--- start Listed entries ---
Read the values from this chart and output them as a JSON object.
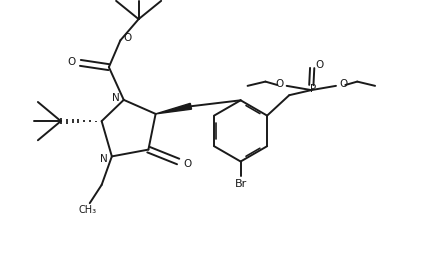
{
  "bg_color": "#ffffff",
  "line_color": "#1a1a1a",
  "line_width": 1.4,
  "figsize": [
    4.26,
    2.72
  ],
  "dpi": 100,
  "xlim": [
    0,
    10
  ],
  "ylim": [
    0,
    6.4
  ]
}
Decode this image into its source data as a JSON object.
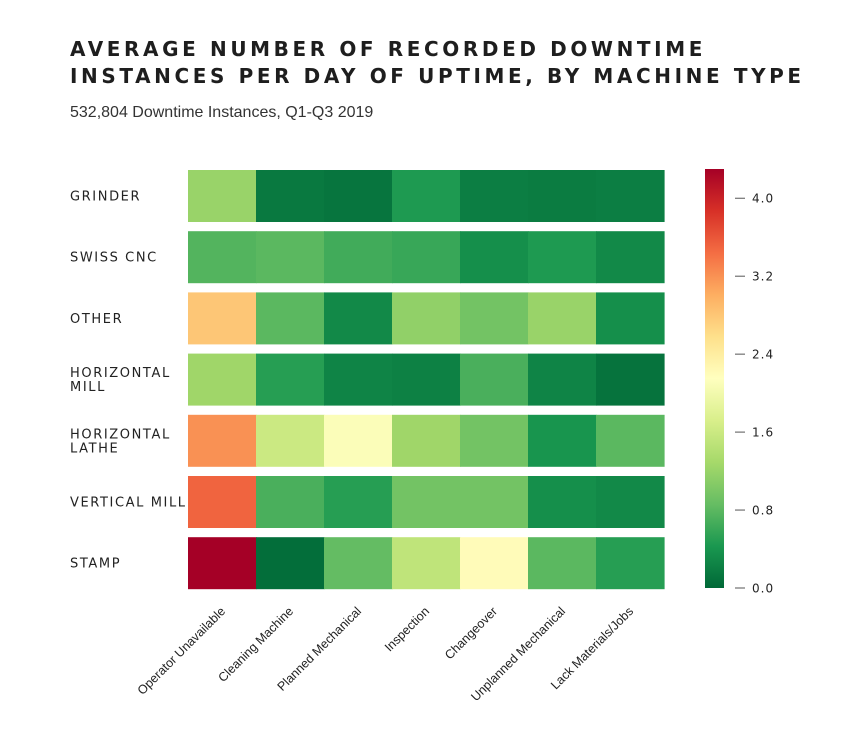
{
  "chart_data": {
    "type": "heatmap",
    "title": "AVERAGE NUMBER OF RECORDED DOWNTIME\nINSTANCES PER DAY OF UPTIME, BY MACHINE TYPE",
    "subtitle": "532,804 Downtime Instances, Q1-Q3 2019",
    "rows": [
      "GRINDER",
      "SWISS CNC",
      "OTHER",
      "HORIZONTAL\nMILL",
      "HORIZONTAL\nLATHE",
      "VERTICAL MILL",
      "STAMP"
    ],
    "columns": [
      "Operator Unavailable",
      "Cleaning Machine",
      "Planned Mechanical",
      "Inspection",
      "Changeover",
      "Unplanned Mechanical",
      "Lack Materials/Jobs"
    ],
    "values": [
      [
        1.2,
        0.15,
        0.12,
        0.45,
        0.2,
        0.18,
        0.2
      ],
      [
        0.75,
        0.8,
        0.65,
        0.6,
        0.35,
        0.45,
        0.3
      ],
      [
        2.8,
        0.8,
        0.3,
        1.15,
        0.95,
        1.2,
        0.35
      ],
      [
        1.25,
        0.5,
        0.25,
        0.22,
        0.7,
        0.25,
        0.1
      ],
      [
        3.2,
        1.6,
        2.1,
        1.25,
        0.95,
        0.4,
        0.8
      ],
      [
        3.5,
        0.7,
        0.5,
        0.95,
        0.95,
        0.35,
        0.3
      ],
      [
        4.3,
        0.05,
        0.85,
        1.5,
        2.2,
        0.8,
        0.5
      ]
    ],
    "colorbar": {
      "range": [
        0.0,
        4.3
      ],
      "ticks": [
        "0.0",
        "0.8",
        "1.6",
        "2.4",
        "3.2",
        "4.0"
      ],
      "colormap": "RdYlGn_r"
    }
  }
}
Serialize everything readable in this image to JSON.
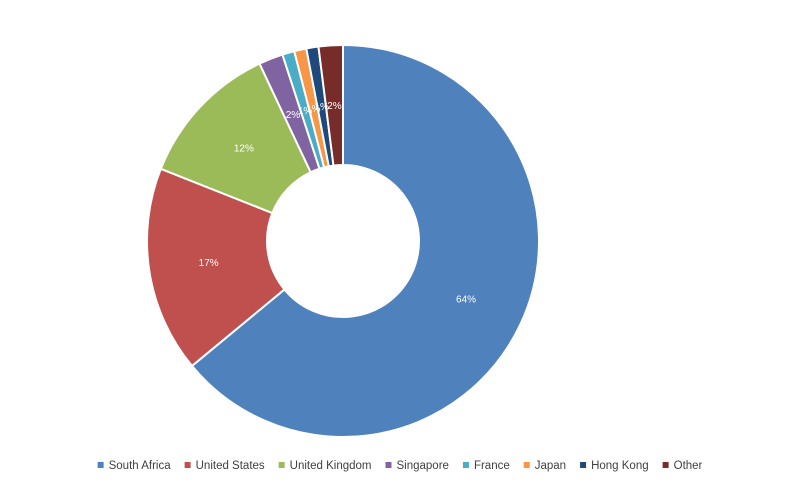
{
  "chart_data": {
    "type": "pie",
    "donut": true,
    "categories": [
      "South Africa",
      "United States",
      "United Kingdom",
      "Singapore",
      "France",
      "Japan",
      "Hong Kong",
      "Other"
    ],
    "values": [
      64,
      17,
      12,
      2,
      1,
      1,
      1,
      2
    ],
    "data_labels": [
      "64%",
      "17%",
      "12%",
      "2%",
      "1%",
      "1%",
      "1%",
      "2%"
    ],
    "colors": [
      "#4F81BD",
      "#C0504D",
      "#9BBB59",
      "#8064A2",
      "#4BACC6",
      "#F79646",
      "#1F497D",
      "#772C2A"
    ],
    "legend_position": "bottom",
    "title": ""
  }
}
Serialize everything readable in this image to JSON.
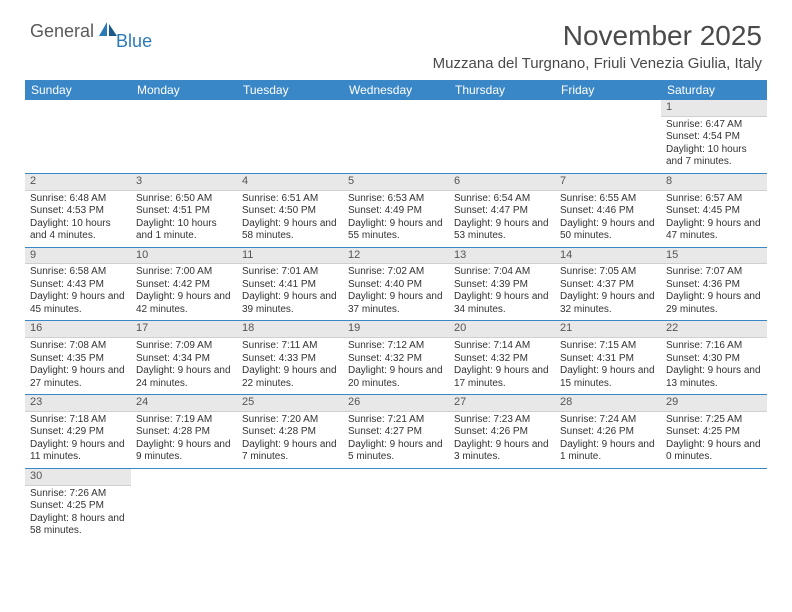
{
  "logo": {
    "main": "General",
    "sub": "Blue"
  },
  "title": "November 2025",
  "location": "Muzzana del Turgnano, Friuli Venezia Giulia, Italy",
  "colors": {
    "header_bg": "#3a87c7",
    "header_text": "#ffffff",
    "daynum_bg": "#e8e8e8",
    "week_border": "#3a87c7",
    "logo_main": "#5a5a5a",
    "logo_sub": "#2b7ab8",
    "body_text": "#333333"
  },
  "day_labels": [
    "Sunday",
    "Monday",
    "Tuesday",
    "Wednesday",
    "Thursday",
    "Friday",
    "Saturday"
  ],
  "weeks": [
    [
      null,
      null,
      null,
      null,
      null,
      null,
      {
        "n": "1",
        "sunrise": "6:47 AM",
        "sunset": "4:54 PM",
        "daylight": "10 hours and 7 minutes."
      }
    ],
    [
      {
        "n": "2",
        "sunrise": "6:48 AM",
        "sunset": "4:53 PM",
        "daylight": "10 hours and 4 minutes."
      },
      {
        "n": "3",
        "sunrise": "6:50 AM",
        "sunset": "4:51 PM",
        "daylight": "10 hours and 1 minute."
      },
      {
        "n": "4",
        "sunrise": "6:51 AM",
        "sunset": "4:50 PM",
        "daylight": "9 hours and 58 minutes."
      },
      {
        "n": "5",
        "sunrise": "6:53 AM",
        "sunset": "4:49 PM",
        "daylight": "9 hours and 55 minutes."
      },
      {
        "n": "6",
        "sunrise": "6:54 AM",
        "sunset": "4:47 PM",
        "daylight": "9 hours and 53 minutes."
      },
      {
        "n": "7",
        "sunrise": "6:55 AM",
        "sunset": "4:46 PM",
        "daylight": "9 hours and 50 minutes."
      },
      {
        "n": "8",
        "sunrise": "6:57 AM",
        "sunset": "4:45 PM",
        "daylight": "9 hours and 47 minutes."
      }
    ],
    [
      {
        "n": "9",
        "sunrise": "6:58 AM",
        "sunset": "4:43 PM",
        "daylight": "9 hours and 45 minutes."
      },
      {
        "n": "10",
        "sunrise": "7:00 AM",
        "sunset": "4:42 PM",
        "daylight": "9 hours and 42 minutes."
      },
      {
        "n": "11",
        "sunrise": "7:01 AM",
        "sunset": "4:41 PM",
        "daylight": "9 hours and 39 minutes."
      },
      {
        "n": "12",
        "sunrise": "7:02 AM",
        "sunset": "4:40 PM",
        "daylight": "9 hours and 37 minutes."
      },
      {
        "n": "13",
        "sunrise": "7:04 AM",
        "sunset": "4:39 PM",
        "daylight": "9 hours and 34 minutes."
      },
      {
        "n": "14",
        "sunrise": "7:05 AM",
        "sunset": "4:37 PM",
        "daylight": "9 hours and 32 minutes."
      },
      {
        "n": "15",
        "sunrise": "7:07 AM",
        "sunset": "4:36 PM",
        "daylight": "9 hours and 29 minutes."
      }
    ],
    [
      {
        "n": "16",
        "sunrise": "7:08 AM",
        "sunset": "4:35 PM",
        "daylight": "9 hours and 27 minutes."
      },
      {
        "n": "17",
        "sunrise": "7:09 AM",
        "sunset": "4:34 PM",
        "daylight": "9 hours and 24 minutes."
      },
      {
        "n": "18",
        "sunrise": "7:11 AM",
        "sunset": "4:33 PM",
        "daylight": "9 hours and 22 minutes."
      },
      {
        "n": "19",
        "sunrise": "7:12 AM",
        "sunset": "4:32 PM",
        "daylight": "9 hours and 20 minutes."
      },
      {
        "n": "20",
        "sunrise": "7:14 AM",
        "sunset": "4:32 PM",
        "daylight": "9 hours and 17 minutes."
      },
      {
        "n": "21",
        "sunrise": "7:15 AM",
        "sunset": "4:31 PM",
        "daylight": "9 hours and 15 minutes."
      },
      {
        "n": "22",
        "sunrise": "7:16 AM",
        "sunset": "4:30 PM",
        "daylight": "9 hours and 13 minutes."
      }
    ],
    [
      {
        "n": "23",
        "sunrise": "7:18 AM",
        "sunset": "4:29 PM",
        "daylight": "9 hours and 11 minutes."
      },
      {
        "n": "24",
        "sunrise": "7:19 AM",
        "sunset": "4:28 PM",
        "daylight": "9 hours and 9 minutes."
      },
      {
        "n": "25",
        "sunrise": "7:20 AM",
        "sunset": "4:28 PM",
        "daylight": "9 hours and 7 minutes."
      },
      {
        "n": "26",
        "sunrise": "7:21 AM",
        "sunset": "4:27 PM",
        "daylight": "9 hours and 5 minutes."
      },
      {
        "n": "27",
        "sunrise": "7:23 AM",
        "sunset": "4:26 PM",
        "daylight": "9 hours and 3 minutes."
      },
      {
        "n": "28",
        "sunrise": "7:24 AM",
        "sunset": "4:26 PM",
        "daylight": "9 hours and 1 minute."
      },
      {
        "n": "29",
        "sunrise": "7:25 AM",
        "sunset": "4:25 PM",
        "daylight": "9 hours and 0 minutes."
      }
    ],
    [
      {
        "n": "30",
        "sunrise": "7:26 AM",
        "sunset": "4:25 PM",
        "daylight": "8 hours and 58 minutes."
      },
      null,
      null,
      null,
      null,
      null,
      null
    ]
  ],
  "labels": {
    "sunrise": "Sunrise:",
    "sunset": "Sunset:",
    "daylight": "Daylight:"
  }
}
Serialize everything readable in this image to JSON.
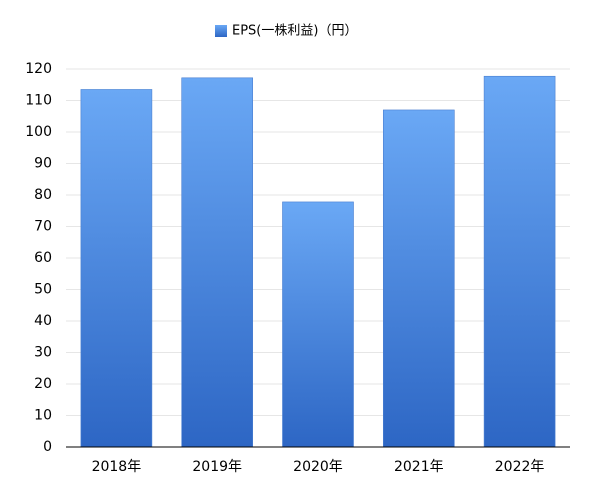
{
  "chart_data": {
    "type": "bar",
    "categories": [
      "2018年",
      "2019年",
      "2020年",
      "2021年",
      "2022年"
    ],
    "series": [
      {
        "name": "EPS(一株利益)（円）",
        "values": [
          113.5,
          117.2,
          77.8,
          107.0,
          117.7
        ]
      }
    ],
    "ylim": [
      0,
      120
    ],
    "yticks": [
      0,
      10,
      20,
      30,
      40,
      50,
      60,
      70,
      80,
      90,
      100,
      110,
      120
    ],
    "grid": true,
    "legend": "top-center",
    "colors": {
      "bar_top": "#6aa8f5",
      "bar_bottom": "#2d66c4",
      "bar_stroke": "#4a7fd0",
      "grid": "#e6e6e6",
      "axis": "#000000"
    }
  }
}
--- end Listed entries ---
### [Exercise instructions]
Which lines of the material contain the string "values"? List each of them.

### [Correct response]
Read the values from this chart and output them as a JSON object.
    "values": [
    "values": [
        "values": [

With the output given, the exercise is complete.